*Set exercise 1*. From the recumbent vehicle passage, list the three dimensions the load bay must have, each with the requirement stated for it.
*Set exercise 2*. Lay out the dataset rows as a Markdown table with columns n and Line. Cover the part that opens with the line containing "panel: chest connection" and closes with the line containing "Itemize the components", and leave out blank lines.

*Provided text*.

* * *

It is an object of the present invention to provide a recreational recumbent vehicle that addresses the drawbacks of the existing solutions by lowering the centre of gravity of the vehicle and brings the majority of the weight applied thereto inboard between the front and rear axles. Reference to the terms substantially horizontal, vertical or parallel will be appreciated to mean exactly horizontal, vertical or parallel, as well as some acceptable variance therefrom of between about 1 to 10 degrees. Reference to the seat of the vehicle being substantially between the rotary axes of the wheels will be appreciated to mean wholly therebetween, as well as to largely therebetween where only about 5 to 10% of the entire length of the seat extends forwardly beyond the front rotary axis of the vehicle.

SUMMARY OF THE INVENTION

According to the invention there is provided a recumbent vehicle including: a chassis; two front wheels rotatably connected to the chassis near a front end thereof, the front wheels being rotatable about a front rotary axis; one or more rear wheels rotatably connected to the chassis near a rear end thereof, the rear wheel being rotatable about a rear rotary axis, wherein the front and the rear rotary axes lie on a substantially horizontal common plane, or respective substantially horizontal and parallel front and rear planes; a steering connected to one or more of the front wheels for steering the recumbent vehicle; a brake for braking one or more of the wheels; a drive for driving one or more of the wheels; a seat mounted on the chassis substantially between the first and second rotary axes, the seat having a base and a backrest reclined relative to the respective horizontal plane; one or more foot supports located on the chassis forwardly of the front rotary axis, such that the seat and the foot supports lie on opposite sides of the front rotary axis; characterised in that the recumbent vehicle further includes a load bay defined between: the chassis, a primary virtual line passing tangentially through the rear wheel at an acute angle, measured between the primary virtual line and the respective horizontal plane, of between 50 and 70 degrees; and a secondary virtual line being parallel with the primary virtual line and passing through a rear-most point on the backrest of the seat, wherein the load bay is an unobstructed space therebetween having:

(i) a width at least equal to a width of the backrest of the seat;

(ii) a depth, as measured perpendicularly between the primary and secondary virtual lines, of between 100 and 800 millimetres; and

(iii) a height, as measured along the secondary virtual line from the chassis upwardly of at least 1000 millimetres.

Generally, the depth of the load bay is between about 200 and 600 millimetres, so as to receive an elongate load therein. Typically, the depth of the load bay is between about 350 and 550 millimetres, and further wherein the elongate load is a golf bag with golf clubs stowed therein, such that the recumbent is applicable to use as a golf cart.

Preferably, the load support base rest is located along the chassis: (i) between the backrest of the seat and a front-most extremity of the rear wheel; and (ii) at a height beneath an upper-most extremity of the rear wheel, the load support base rest being adapted to operatively support a base of the elongate load. The load support base rest and the base of the seat may be aligned with or near the substantially horizontal rear plane such that the driver’s and elongate load’s centre of gravity is operatively beatable close to the chassis, and between the front and rear wheels.

Generally, the recumbent vehicle includes a load support upper rest located: (i) rearward of the load support base rest; (ii) aligned with or forwardly of the rear rotary axis; and (iii) above the rear wheel, wherein the load support upper rest is adapted to operatively support a side of the elongate load, and further wherein one or both of the load support base rest and the load support upper rest have a strap for operatively strapping the elongate load to the respective load support base and upper rests.

* * *

Dataset items
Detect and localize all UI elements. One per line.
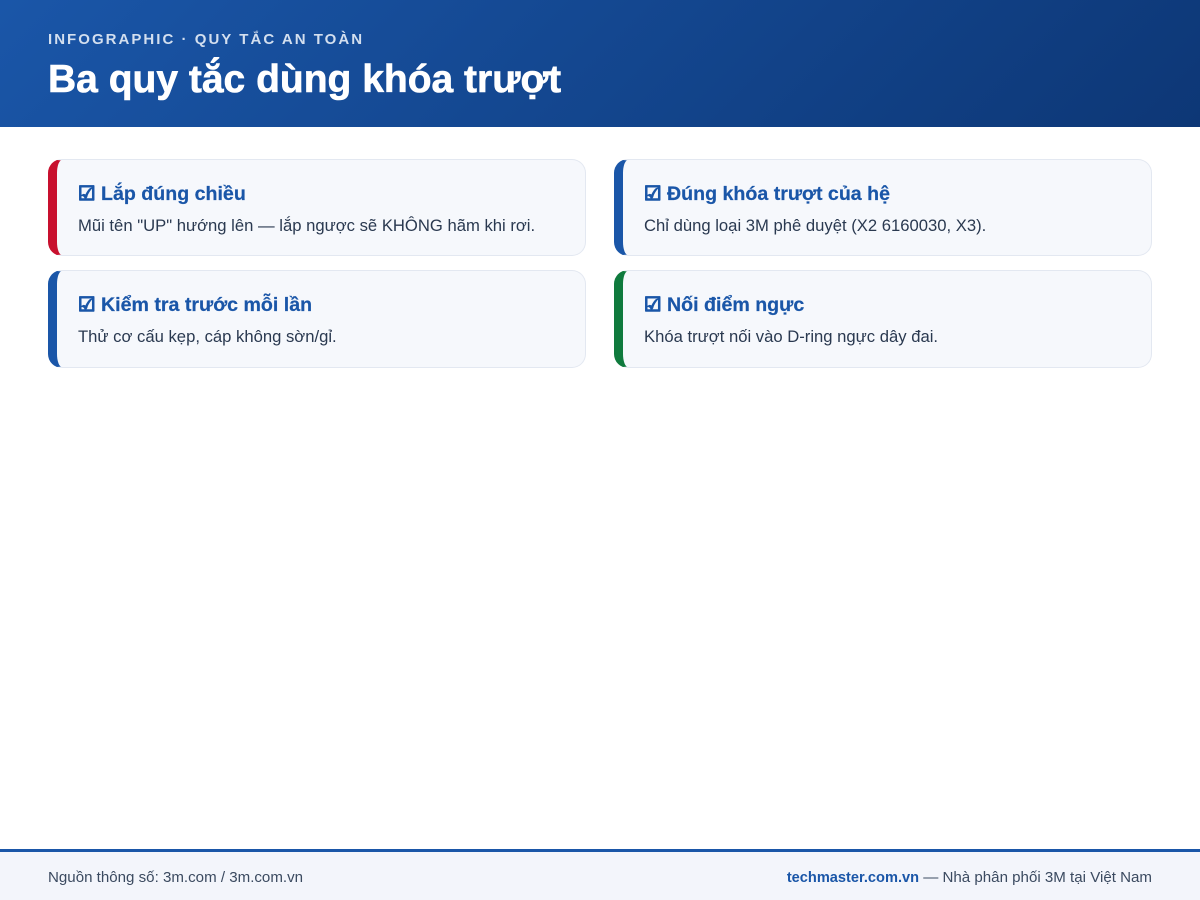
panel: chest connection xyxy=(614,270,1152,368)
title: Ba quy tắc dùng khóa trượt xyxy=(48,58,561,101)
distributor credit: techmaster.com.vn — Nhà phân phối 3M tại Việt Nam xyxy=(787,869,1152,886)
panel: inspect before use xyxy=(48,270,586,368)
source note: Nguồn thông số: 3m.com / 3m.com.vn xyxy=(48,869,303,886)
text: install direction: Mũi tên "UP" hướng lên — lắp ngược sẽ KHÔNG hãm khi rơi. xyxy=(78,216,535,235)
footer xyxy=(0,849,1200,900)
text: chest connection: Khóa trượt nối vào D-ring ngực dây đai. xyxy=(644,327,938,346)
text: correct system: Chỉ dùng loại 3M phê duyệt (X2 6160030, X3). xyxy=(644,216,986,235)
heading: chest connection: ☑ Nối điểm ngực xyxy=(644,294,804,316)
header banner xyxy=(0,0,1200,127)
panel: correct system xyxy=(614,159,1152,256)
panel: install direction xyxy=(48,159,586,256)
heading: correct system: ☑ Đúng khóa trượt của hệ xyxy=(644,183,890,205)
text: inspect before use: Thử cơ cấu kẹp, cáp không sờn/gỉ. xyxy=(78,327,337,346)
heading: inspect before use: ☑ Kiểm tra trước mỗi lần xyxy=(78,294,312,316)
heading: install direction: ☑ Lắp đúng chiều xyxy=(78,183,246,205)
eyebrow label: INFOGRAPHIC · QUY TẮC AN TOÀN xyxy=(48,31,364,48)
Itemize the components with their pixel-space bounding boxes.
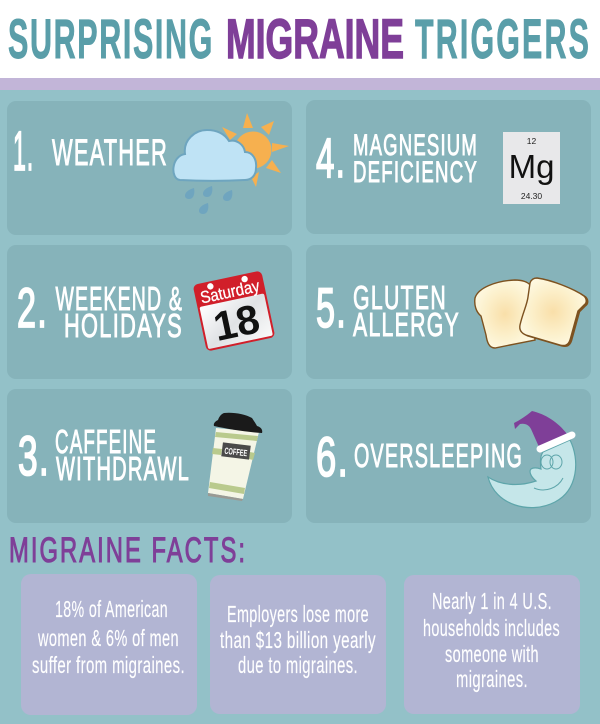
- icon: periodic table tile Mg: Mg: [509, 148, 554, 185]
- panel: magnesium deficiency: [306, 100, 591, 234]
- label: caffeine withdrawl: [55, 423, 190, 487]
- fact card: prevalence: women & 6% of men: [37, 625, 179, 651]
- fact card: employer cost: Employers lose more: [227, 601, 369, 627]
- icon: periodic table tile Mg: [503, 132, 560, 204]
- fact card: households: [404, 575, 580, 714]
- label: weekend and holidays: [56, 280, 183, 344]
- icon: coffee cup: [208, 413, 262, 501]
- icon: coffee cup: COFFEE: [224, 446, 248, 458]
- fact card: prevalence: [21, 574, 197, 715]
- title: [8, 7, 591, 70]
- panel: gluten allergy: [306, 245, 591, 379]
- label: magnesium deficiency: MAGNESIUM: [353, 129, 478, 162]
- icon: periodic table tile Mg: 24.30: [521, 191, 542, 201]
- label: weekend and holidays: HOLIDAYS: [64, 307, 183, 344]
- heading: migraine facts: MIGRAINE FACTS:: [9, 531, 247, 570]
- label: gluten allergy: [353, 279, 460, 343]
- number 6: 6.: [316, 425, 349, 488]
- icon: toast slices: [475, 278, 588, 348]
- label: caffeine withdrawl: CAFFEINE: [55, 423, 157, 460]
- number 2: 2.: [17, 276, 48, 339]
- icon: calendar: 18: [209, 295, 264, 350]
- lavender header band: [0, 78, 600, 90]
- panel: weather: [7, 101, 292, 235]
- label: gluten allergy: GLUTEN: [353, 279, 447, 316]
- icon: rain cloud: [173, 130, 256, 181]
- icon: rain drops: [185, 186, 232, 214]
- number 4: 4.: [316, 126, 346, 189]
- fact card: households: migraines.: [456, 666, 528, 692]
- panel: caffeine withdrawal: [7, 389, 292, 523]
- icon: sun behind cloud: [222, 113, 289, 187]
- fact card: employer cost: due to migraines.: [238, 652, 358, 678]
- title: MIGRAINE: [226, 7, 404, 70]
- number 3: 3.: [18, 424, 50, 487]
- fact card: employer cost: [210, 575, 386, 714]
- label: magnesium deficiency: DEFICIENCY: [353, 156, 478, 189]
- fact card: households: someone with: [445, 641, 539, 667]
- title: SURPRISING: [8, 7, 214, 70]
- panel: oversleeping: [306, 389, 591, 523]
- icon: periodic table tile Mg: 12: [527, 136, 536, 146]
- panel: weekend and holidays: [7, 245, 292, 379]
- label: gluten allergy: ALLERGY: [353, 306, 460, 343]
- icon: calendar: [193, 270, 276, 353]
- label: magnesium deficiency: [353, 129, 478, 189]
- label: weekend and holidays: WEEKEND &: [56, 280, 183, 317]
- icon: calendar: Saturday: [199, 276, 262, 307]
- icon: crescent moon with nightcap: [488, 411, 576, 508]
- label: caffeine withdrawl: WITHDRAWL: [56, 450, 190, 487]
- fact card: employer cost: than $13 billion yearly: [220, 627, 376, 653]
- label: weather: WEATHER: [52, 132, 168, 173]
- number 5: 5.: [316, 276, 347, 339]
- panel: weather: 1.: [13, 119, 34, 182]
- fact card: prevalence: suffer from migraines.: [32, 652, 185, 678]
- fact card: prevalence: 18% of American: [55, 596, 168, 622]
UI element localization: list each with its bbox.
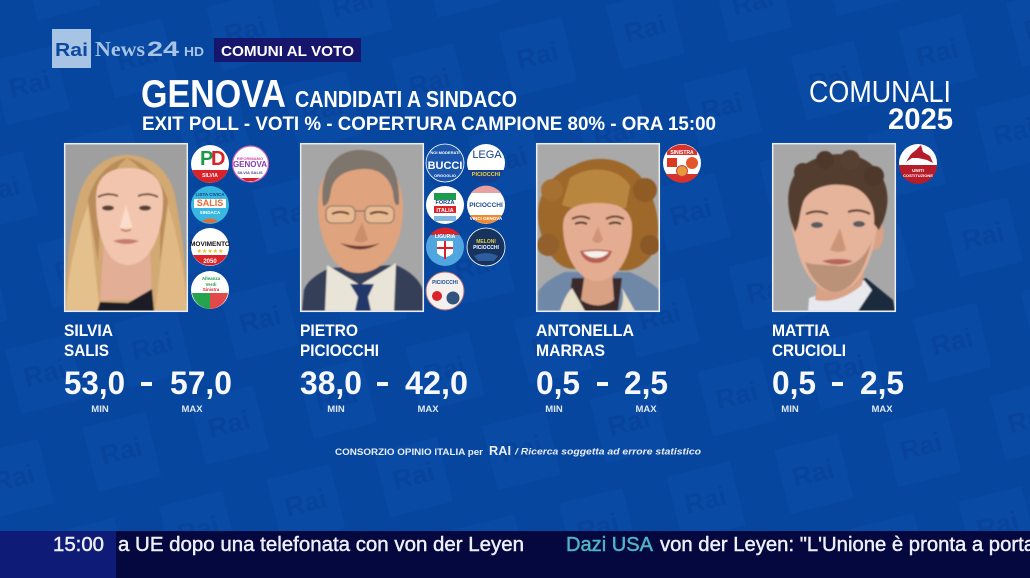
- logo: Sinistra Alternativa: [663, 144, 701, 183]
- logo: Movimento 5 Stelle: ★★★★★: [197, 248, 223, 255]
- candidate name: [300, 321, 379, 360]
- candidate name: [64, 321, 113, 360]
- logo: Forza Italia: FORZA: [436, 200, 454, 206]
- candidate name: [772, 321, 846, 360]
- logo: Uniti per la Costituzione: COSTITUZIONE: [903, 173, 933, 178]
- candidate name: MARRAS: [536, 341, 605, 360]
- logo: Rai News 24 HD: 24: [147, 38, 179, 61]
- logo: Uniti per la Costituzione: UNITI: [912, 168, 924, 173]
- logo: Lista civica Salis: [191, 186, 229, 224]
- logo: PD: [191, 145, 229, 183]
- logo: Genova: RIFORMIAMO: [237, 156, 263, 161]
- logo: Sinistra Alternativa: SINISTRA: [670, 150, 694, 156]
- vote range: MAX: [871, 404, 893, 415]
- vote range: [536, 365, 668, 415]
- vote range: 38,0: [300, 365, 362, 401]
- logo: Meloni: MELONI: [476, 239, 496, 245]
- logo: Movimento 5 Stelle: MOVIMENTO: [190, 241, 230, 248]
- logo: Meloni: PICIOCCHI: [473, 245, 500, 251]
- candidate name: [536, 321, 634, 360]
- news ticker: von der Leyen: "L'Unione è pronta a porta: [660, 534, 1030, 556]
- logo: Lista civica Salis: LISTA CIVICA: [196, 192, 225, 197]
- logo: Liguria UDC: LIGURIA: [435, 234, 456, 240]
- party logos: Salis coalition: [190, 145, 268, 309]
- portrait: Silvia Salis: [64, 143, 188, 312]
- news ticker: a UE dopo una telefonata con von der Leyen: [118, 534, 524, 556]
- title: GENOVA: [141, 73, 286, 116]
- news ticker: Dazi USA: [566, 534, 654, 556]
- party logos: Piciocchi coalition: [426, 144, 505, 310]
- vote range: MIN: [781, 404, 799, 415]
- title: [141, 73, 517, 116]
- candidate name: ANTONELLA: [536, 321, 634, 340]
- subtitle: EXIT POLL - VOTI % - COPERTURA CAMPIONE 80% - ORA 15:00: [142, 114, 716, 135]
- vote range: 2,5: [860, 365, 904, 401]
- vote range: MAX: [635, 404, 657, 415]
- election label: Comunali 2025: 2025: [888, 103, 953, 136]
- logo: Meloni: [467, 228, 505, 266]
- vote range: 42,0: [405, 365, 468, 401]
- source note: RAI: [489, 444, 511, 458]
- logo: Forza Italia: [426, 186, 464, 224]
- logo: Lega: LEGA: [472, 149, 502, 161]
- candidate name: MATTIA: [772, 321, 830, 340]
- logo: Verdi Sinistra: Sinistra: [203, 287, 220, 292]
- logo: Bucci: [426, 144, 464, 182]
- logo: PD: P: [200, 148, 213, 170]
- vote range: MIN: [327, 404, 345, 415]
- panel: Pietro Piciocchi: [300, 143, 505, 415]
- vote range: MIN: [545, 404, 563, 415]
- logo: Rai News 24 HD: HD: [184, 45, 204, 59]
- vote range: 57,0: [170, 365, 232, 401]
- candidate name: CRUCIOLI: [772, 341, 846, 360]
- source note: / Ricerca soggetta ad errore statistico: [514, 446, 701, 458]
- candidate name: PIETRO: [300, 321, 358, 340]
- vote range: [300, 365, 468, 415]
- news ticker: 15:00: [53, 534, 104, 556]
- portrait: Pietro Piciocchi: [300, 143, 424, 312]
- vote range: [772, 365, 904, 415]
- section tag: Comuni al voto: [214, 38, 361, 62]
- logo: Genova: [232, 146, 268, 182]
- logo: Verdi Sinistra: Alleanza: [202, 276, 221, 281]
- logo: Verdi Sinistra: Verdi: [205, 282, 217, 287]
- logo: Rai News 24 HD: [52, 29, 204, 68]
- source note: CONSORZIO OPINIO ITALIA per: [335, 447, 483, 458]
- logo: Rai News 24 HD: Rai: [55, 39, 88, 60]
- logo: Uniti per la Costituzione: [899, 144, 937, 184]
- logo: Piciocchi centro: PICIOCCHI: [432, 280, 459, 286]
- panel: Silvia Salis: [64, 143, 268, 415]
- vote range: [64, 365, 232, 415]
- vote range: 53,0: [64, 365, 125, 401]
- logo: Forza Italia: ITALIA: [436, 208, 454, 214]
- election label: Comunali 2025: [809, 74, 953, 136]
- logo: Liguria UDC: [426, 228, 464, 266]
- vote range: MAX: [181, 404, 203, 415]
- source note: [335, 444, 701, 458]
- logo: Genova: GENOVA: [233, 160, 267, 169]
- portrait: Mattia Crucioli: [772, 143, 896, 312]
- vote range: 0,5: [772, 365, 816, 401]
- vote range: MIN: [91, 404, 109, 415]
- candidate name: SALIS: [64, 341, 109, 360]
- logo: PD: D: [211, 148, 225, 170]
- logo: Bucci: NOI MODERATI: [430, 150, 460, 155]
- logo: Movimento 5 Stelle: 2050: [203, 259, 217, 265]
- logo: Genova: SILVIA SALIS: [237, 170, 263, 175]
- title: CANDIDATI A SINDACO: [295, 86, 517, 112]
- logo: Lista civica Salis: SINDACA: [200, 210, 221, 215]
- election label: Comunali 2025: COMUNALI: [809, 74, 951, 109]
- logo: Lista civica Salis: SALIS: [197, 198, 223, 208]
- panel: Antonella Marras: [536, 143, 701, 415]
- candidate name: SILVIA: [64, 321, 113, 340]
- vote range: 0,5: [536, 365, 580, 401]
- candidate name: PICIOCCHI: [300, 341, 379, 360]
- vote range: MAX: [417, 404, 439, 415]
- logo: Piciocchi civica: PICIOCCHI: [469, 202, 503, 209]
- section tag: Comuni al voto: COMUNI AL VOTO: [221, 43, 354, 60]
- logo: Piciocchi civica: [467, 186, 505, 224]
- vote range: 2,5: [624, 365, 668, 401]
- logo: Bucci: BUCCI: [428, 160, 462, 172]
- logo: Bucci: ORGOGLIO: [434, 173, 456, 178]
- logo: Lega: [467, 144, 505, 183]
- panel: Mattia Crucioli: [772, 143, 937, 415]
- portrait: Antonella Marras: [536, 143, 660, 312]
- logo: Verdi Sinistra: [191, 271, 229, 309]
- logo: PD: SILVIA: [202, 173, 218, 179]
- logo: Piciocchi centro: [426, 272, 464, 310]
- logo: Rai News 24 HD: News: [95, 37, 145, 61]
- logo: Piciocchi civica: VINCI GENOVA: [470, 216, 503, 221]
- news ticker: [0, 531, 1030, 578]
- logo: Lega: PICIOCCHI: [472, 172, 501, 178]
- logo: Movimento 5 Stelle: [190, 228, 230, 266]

* * *

*Task answer 1*.
- Width: at least equal to the width of the backrest of the seat
- Depth: between 100 and 800 millimetres, measured perpendicularly between the primary and secondary virtual lines
- Height: at least 1000 millimetres, measured along the secondary virtual line upward from the chassis

*Task answer 2*.
| n | Line |
|---|---|
| 1 | panel: chest connection xyxy=(614,270,1152,368) |
| 2 | title: Ba quy tắc dùng khóa trượt xyxy=(48,58,561,101) |
| 3 | distributor credit: techmaster.com.vn — Nhà phân phối 3M tại Việt Nam xyxy=(787,869,1152,886) |
| 4 | panel: inspect before use xyxy=(48,270,586,368) |
| 5 | source note: Nguồn thông số: 3m.com / 3m.com.vn xyxy=(48,869,303,886) |
| 6 | text: install direction: Mũi tên "UP" hướng lên — lắp ngược sẽ KHÔNG hãm khi rơi. xyxy=(78,216,535,235) |
| 7 | footer xyxy=(0,849,1200,900) |
| 8 | text: chest connection: Khóa trượt nối vào D-ring ngực dây đai. xyxy=(644,327,938,346) |
| 9 | text: correct system: Chỉ dùng loại 3M phê duyệt (X2 6160030, X3). xyxy=(644,216,986,235) |
| 10 | heading: chest connection: ☑ Nối điểm ngực xyxy=(644,294,804,316) |
| 11 | header banner xyxy=(0,0,1200,127) |
| 12 | panel: correct system xyxy=(614,159,1152,256) |
| 13 | panel: install direction xyxy=(48,159,586,256) |
| 14 | heading: correct system: ☑ Đúng khóa trượt của hệ xyxy=(644,183,890,205) |
| 15 | text: inspect before use: Thử cơ cấu kẹp, cáp không sờn/gỉ. xyxy=(78,327,337,346) |
| 16 | heading: inspect before use: ☑ Kiểm tra trước mỗi lần xyxy=(78,294,312,316) |
| 17 | heading: install direction: ☑ Lắp đúng chiều xyxy=(78,183,246,205) |
| 18 | eyebrow label: INFOGRAPHIC · QUY TẮC AN TOÀN xyxy=(48,31,364,48) |
| 19 | Itemize the components with their pixel-space bounding boxes. |